--- Start MATERIAL SUPPLIED ---

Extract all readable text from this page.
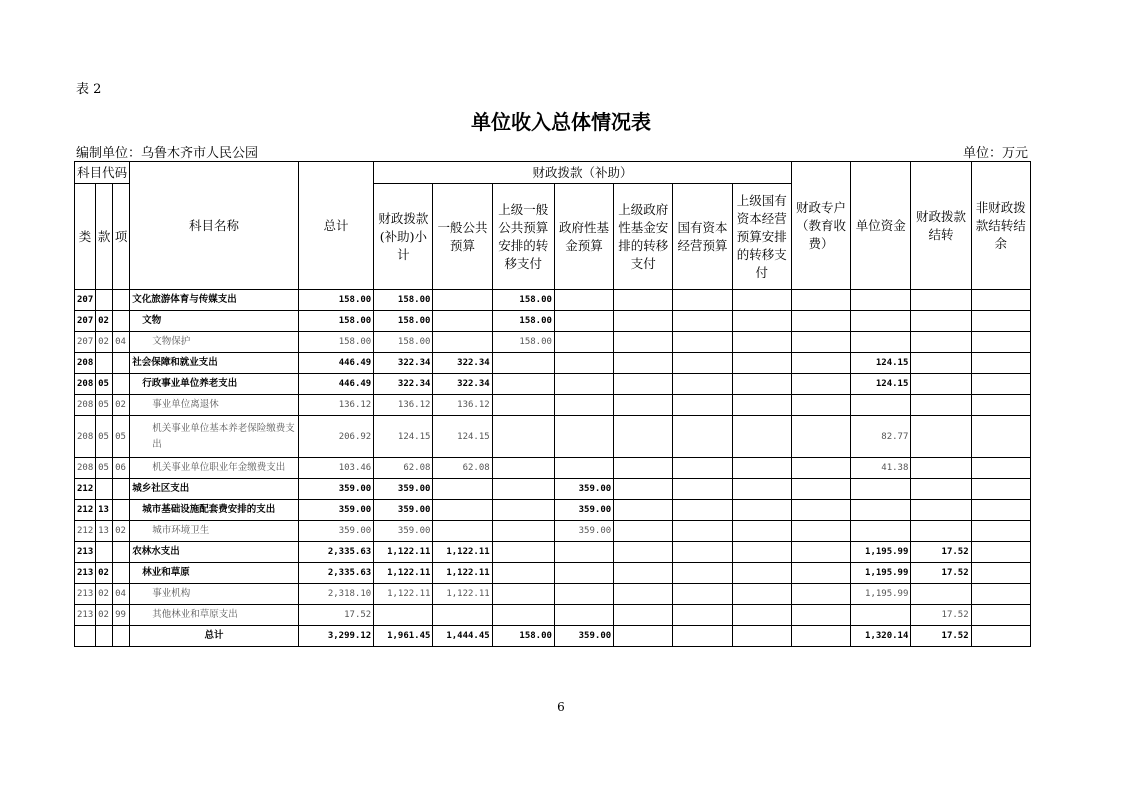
表 2
单位收入总体情况表
编制单位：乌鲁木齐市人民公园	单位：万元
科目代码			科目名称	总计	财政拨款（补助）							财政专户（教育收费）	单位资金	财政拨款结转	非财政拨款结转结余
类	款	项			财政拨款(补助)小计	一般公共预算	上级一般公共预算安排的转移支付	政府性基金预算	上级政府性基金安排的转移支付	国有资本经营预算	上级国有资本经营预算安排的转移支付				
207			文化旅游体育与传媒支出	158.00	158.00		158.00								
207	02		文物	158.00	158.00		158.00								
207	02	04	文物保护	158.00	158.00		158.00								
208			社会保障和就业支出	446.49	322.34	322.34							124.15		
208	05		行政事业单位养老支出	446.49	322.34	322.34							124.15		
208	05	02	事业单位离退休	136.12	136.12	136.12									
208	05	05	机关事业单位基本养老保险缴费支出	206.92	124.15	124.15							82.77		
208	05	06	机关事业单位职业年金缴费支出	103.46	62.08	62.08							41.38		
212			城乡社区支出	359.00	359.00			359.00							
212	13		城市基础设施配套费安排的支出	359.00	359.00			359.00							
212	13	02	城市环境卫生	359.00	359.00			359.00							
213			农林水支出	2,335.63	1,122.11	1,122.11							1,195.99	17.52	
213	02		林业和草原	2,335.63	1,122.11	1,122.11							1,195.99	17.52	
213	02	04	事业机构	2,318.10	1,122.11	1,122.11							1,195.99		
213	02	99	其他林业和草原支出	17.52										17.52	
			总计	3,299.12	1,961.45	1,444.45	158.00	359.00					1,320.14	17.52	
6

--- End MATERIAL SUPPLIED ---

- **WHAT IS ASKED**: State only the count of lines above that hold the string "财政拨款".

- **IN RESPONSE**: 2